=== MATERIAL ===

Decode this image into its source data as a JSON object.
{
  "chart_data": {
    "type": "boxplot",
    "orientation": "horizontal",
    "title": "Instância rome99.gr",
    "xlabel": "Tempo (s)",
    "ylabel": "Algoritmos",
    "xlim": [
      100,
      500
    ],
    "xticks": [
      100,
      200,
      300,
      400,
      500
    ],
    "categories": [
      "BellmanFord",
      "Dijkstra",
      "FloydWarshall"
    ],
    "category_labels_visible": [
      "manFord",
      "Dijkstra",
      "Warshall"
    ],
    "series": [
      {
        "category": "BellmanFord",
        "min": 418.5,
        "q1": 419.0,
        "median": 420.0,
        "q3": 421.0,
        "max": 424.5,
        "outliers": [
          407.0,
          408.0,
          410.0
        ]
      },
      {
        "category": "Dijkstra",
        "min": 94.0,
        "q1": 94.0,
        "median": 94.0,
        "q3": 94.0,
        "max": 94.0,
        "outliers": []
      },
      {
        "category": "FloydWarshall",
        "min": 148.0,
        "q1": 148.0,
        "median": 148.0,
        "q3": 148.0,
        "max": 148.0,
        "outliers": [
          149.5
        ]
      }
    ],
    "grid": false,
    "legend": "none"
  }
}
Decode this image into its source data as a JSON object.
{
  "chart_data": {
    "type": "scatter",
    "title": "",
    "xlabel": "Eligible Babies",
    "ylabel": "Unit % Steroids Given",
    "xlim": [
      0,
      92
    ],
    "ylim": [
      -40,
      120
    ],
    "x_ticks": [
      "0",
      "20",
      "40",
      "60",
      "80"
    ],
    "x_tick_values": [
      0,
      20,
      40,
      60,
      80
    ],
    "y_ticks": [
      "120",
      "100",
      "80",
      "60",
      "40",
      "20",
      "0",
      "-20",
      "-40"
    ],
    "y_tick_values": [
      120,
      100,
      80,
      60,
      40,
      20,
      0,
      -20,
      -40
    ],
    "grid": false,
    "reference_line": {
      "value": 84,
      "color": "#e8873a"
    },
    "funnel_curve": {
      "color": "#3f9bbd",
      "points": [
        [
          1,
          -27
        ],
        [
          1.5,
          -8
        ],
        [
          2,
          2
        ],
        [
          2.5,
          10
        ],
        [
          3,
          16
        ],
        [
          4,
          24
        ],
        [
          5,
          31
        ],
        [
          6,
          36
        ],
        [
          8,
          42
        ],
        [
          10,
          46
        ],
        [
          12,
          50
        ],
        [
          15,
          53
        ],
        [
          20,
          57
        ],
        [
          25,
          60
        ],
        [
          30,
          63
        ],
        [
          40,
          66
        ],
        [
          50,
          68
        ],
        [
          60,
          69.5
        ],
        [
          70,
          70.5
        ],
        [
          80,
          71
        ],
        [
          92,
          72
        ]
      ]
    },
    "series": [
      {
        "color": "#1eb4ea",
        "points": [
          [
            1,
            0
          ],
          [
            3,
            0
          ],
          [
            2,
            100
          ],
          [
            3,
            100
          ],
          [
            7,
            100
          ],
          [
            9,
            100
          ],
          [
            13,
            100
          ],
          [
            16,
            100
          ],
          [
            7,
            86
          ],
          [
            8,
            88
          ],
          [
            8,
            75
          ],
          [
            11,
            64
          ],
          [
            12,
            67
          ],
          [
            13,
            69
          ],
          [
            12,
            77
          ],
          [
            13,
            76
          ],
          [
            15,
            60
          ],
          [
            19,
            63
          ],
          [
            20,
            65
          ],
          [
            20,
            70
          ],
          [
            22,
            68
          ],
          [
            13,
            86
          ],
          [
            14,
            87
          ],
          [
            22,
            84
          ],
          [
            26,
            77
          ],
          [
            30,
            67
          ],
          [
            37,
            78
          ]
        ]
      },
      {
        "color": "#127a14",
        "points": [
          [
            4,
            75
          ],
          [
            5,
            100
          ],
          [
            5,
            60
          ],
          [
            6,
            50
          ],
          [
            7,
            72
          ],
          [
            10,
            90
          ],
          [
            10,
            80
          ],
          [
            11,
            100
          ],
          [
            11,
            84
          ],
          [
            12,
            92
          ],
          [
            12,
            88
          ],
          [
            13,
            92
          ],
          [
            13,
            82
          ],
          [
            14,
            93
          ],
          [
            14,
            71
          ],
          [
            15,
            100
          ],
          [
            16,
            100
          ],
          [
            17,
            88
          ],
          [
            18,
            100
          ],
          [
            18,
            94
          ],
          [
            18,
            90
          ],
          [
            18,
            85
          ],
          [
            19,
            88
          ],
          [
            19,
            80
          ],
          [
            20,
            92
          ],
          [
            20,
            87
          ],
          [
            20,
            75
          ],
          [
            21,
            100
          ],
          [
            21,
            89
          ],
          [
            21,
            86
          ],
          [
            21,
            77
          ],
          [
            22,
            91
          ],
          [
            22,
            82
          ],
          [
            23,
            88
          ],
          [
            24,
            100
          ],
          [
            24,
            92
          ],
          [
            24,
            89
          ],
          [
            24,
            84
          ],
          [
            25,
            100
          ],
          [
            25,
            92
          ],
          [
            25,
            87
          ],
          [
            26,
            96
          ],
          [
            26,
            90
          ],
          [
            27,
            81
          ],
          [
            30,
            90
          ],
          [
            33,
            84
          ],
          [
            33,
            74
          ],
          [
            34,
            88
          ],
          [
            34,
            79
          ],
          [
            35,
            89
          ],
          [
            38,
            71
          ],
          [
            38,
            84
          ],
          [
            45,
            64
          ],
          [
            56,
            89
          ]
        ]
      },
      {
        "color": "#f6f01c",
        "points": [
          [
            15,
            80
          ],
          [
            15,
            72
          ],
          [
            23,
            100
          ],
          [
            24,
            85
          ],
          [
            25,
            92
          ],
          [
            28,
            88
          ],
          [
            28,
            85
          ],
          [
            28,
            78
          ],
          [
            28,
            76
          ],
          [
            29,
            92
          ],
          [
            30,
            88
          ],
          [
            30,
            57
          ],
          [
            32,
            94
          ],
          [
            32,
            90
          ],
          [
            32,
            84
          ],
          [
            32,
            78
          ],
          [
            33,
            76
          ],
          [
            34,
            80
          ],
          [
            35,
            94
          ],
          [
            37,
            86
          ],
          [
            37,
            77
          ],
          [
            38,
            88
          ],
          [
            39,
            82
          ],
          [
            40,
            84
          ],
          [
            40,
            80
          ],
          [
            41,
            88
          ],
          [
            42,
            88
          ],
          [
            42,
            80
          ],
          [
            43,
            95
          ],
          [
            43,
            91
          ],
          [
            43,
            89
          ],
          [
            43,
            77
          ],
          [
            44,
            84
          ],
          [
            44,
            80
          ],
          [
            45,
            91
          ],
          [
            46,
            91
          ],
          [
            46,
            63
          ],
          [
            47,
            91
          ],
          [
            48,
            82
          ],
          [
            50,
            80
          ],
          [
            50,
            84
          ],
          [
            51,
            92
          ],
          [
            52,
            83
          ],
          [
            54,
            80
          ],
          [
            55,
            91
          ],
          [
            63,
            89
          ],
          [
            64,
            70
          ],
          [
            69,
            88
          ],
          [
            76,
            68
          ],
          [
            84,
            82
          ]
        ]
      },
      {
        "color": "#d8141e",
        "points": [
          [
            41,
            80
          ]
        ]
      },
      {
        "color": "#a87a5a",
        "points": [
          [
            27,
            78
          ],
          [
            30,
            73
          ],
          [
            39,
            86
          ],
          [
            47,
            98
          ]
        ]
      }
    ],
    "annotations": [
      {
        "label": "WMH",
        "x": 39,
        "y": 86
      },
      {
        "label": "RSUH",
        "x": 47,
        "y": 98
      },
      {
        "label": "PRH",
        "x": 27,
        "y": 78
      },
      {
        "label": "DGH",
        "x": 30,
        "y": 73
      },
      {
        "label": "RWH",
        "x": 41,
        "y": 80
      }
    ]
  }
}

===

Print every entry exactly as it appears.

> [TASK SOLUTION]
Decode this image into its source data as a JSON object.
{
  "chart_data": {
    "type": "boxplot",
    "orientation": "horizontal",
    "title": "Instância rome99.gr",
    "xlabel": "Tempo (s)",
    "ylabel": "Algoritmos",
    "xlim": [
      100,
      500
    ],
    "xticks": [
      100,
      200,
      300,
      400,
      500
    ],
    "categories": [
      "BellmanFord",
      "Dijkstra",
      "FloydWarshall"
    ],
    "category_labels_visible": [
      "manFord",
      "Dijkstra",
      "Warshall"
    ],
    "series": [
      {
        "category": "BellmanFord",
        "min": 418.5,
        "q1": 419.0,
        "median": 420.0,
        "q3": 421.0,
        "max": 424.5,
        "outliers": [
          407.0,
          408.0,
          410.0
        ]
      },
      {
        "category": "Dijkstra",
        "min": 94.0,
        "q1": 94.0,
        "median": 94.0,
        "q3": 94.0,
        "max": 94.0,
        "outliers": []
      },
      {
        "category": "FloydWarshall",
        "min": 148.0,
        "q1": 148.0,
        "median": 148.0,
        "q3": 148.0,
        "max": 148.0,
        "outliers": [
          149.5
        ]
      }
    ],
    "grid": false,
    "legend": "none"
  }
}
Decode this image into its source data as a JSON object.
{
  "chart_data": {
    "type": "scatter",
    "title": "",
    "xlabel": "Eligible Babies",
    "ylabel": "Unit % Steroids Given",
    "xlim": [
      0,
      92
    ],
    "ylim": [
      -40,
      120
    ],
    "x_ticks": [
      "0",
      "20",
      "40",
      "60",
      "80"
    ],
    "x_tick_values": [
      0,
      20,
      40,
      60,
      80
    ],
    "y_ticks": [
      "120",
      "100",
      "80",
      "60",
      "40",
      "20",
      "0",
      "-20",
      "-40"
    ],
    "y_tick_values": [
      120,
      100,
      80,
      60,
      40,
      20,
      0,
      -20,
      -40
    ],
    "grid": false,
    "reference_line": {
      "value": 84,
      "color": "#e8873a"
    },
    "funnel_curve": {
      "color": "#3f9bbd",
      "points": [
        [
          1,
          -27
        ],
        [
          1.5,
          -8
        ],
        [
          2,
          2
        ],
        [
          2.5,
          10
        ],
        [
          3,
          16
        ],
        [
          4,
          24
        ],
        [
          5,
          31
        ],
        [
          6,
          36
        ],
        [
          8,
          42
        ],
        [
          10,
          46
        ],
        [
          12,
          50
        ],
        [
          15,
          53
        ],
        [
          20,
          57
        ],
        [
          25,
          60
        ],
        [
          30,
          63
        ],
        [
          40,
          66
        ],
        [
          50,
          68
        ],
        [
          60,
          69.5
        ],
        [
          70,
          70.5
        ],
        [
          80,
          71
        ],
        [
          92,
          72
        ]
      ]
    },
    "series": [
      {
        "color": "#1eb4ea",
        "points": [
          [
            1,
            0
          ],
          [
            3,
            0
          ],
          [
            2,
            100
          ],
          [
            3,
            100
          ],
          [
            7,
            100
          ],
          [
            9,
            100
          ],
          [
            13,
            100
          ],
          [
            16,
            100
          ],
          [
            7,
            86
          ],
          [
            8,
            88
          ],
          [
            8,
            75
          ],
          [
            11,
            64
          ],
          [
            12,
            67
          ],
          [
            13,
            69
          ],
          [
            12,
            77
          ],
          [
            13,
            76
          ],
          [
            15,
            60
          ],
          [
            19,
            63
          ],
          [
            20,
            65
          ],
          [
            20,
            70
          ],
          [
            22,
            68
          ],
          [
            13,
            86
          ],
          [
            14,
            87
          ],
          [
            22,
            84
          ],
          [
            26,
            77
          ],
          [
            30,
            67
          ],
          [
            37,
            78
          ]
        ]
      },
      {
        "color": "#127a14",
        "points": [
          [
            4,
            75
          ],
          [
            5,
            100
          ],
          [
            5,
            60
          ],
          [
            6,
            50
          ],
          [
            7,
            72
          ],
          [
            10,
            90
          ],
          [
            10,
            80
          ],
          [
            11,
            100
          ],
          [
            11,
            84
          ],
          [
            12,
            92
          ],
          [
            12,
            88
          ],
          [
            13,
            92
          ],
          [
            13,
            82
          ],
          [
            14,
            93
          ],
          [
            14,
            71
          ],
          [
            15,
            100
          ],
          [
            16,
            100
          ],
          [
            17,
            88
          ],
          [
            18,
            100
          ],
          [
            18,
            94
          ],
          [
            18,
            90
          ],
          [
            18,
            85
          ],
          [
            19,
            88
          ],
          [
            19,
            80
          ],
          [
            20,
            92
          ],
          [
            20,
            87
          ],
          [
            20,
            75
          ],
          [
            21,
            100
          ],
          [
            21,
            89
          ],
          [
            21,
            86
          ],
          [
            21,
            77
          ],
          [
            22,
            91
          ],
          [
            22,
            82
          ],
          [
            23,
            88
          ],
          [
            24,
            100
          ],
          [
            24,
            92
          ],
          [
            24,
            89
          ],
          [
            24,
            84
          ],
          [
            25,
            100
          ],
          [
            25,
            92
          ],
          [
            25,
            87
          ],
          [
            26,
            96
          ],
          [
            26,
            90
          ],
          [
            27,
            81
          ],
          [
            30,
            90
          ],
          [
            33,
            84
          ],
          [
            33,
            74
          ],
          [
            34,
            88
          ],
          [
            34,
            79
          ],
          [
            35,
            89
          ],
          [
            38,
            71
          ],
          [
            38,
            84
          ],
          [
            45,
            64
          ],
          [
            56,
            89
          ]
        ]
      },
      {
        "color": "#f6f01c",
        "points": [
          [
            15,
            80
          ],
          [
            15,
            72
          ],
          [
            23,
            100
          ],
          [
            24,
            85
          ],
          [
            25,
            92
          ],
          [
            28,
            88
          ],
          [
            28,
            85
          ],
          [
            28,
            78
          ],
          [
            28,
            76
          ],
          [
            29,
            92
          ],
          [
            30,
            88
          ],
          [
            30,
            57
          ],
          [
            32,
            94
          ],
          [
            32,
            90
          ],
          [
            32,
            84
          ],
          [
            32,
            78
          ],
          [
            33,
            76
          ],
          [
            34,
            80
          ],
          [
            35,
            94
          ],
          [
            37,
            86
          ],
          [
            37,
            77
          ],
          [
            38,
            88
          ],
          [
            39,
            82
          ],
          [
            40,
            84
          ],
          [
            40,
            80
          ],
          [
            41,
            88
          ],
          [
            42,
            88
          ],
          [
            42,
            80
          ],
          [
            43,
            95
          ],
          [
            43,
            91
          ],
          [
            43,
            89
          ],
          [
            43,
            77
          ],
          [
            44,
            84
          ],
          [
            44,
            80
          ],
          [
            45,
            91
          ],
          [
            46,
            91
          ],
          [
            46,
            63
          ],
          [
            47,
            91
          ],
          [
            48,
            82
          ],
          [
            50,
            80
          ],
          [
            50,
            84
          ],
          [
            51,
            92
          ],
          [
            52,
            83
          ],
          [
            54,
            80
          ],
          [
            55,
            91
          ],
          [
            63,
            89
          ],
          [
            64,
            70
          ],
          [
            69,
            88
          ],
          [
            76,
            68
          ],
          [
            84,
            82
          ]
        ]
      },
      {
        "color": "#d8141e",
        "points": [
          [
            41,
            80
          ]
        ]
      },
      {
        "color": "#a87a5a",
        "points": [
          [
            27,
            78
          ],
          [
            30,
            73
          ],
          [
            39,
            86
          ],
          [
            47,
            98
          ]
        ]
      }
    ],
    "annotations": [
      {
        "label": "WMH",
        "x": 39,
        "y": 86
      },
      {
        "label": "RSUH",
        "x": 47,
        "y": 98
      },
      {
        "label": "PRH",
        "x": 27,
        "y": 78
      },
      {
        "label": "DGH",
        "x": 30,
        "y": 73
      },
      {
        "label": "RWH",
        "x": 41,
        "y": 80
      }
    ]
  }
}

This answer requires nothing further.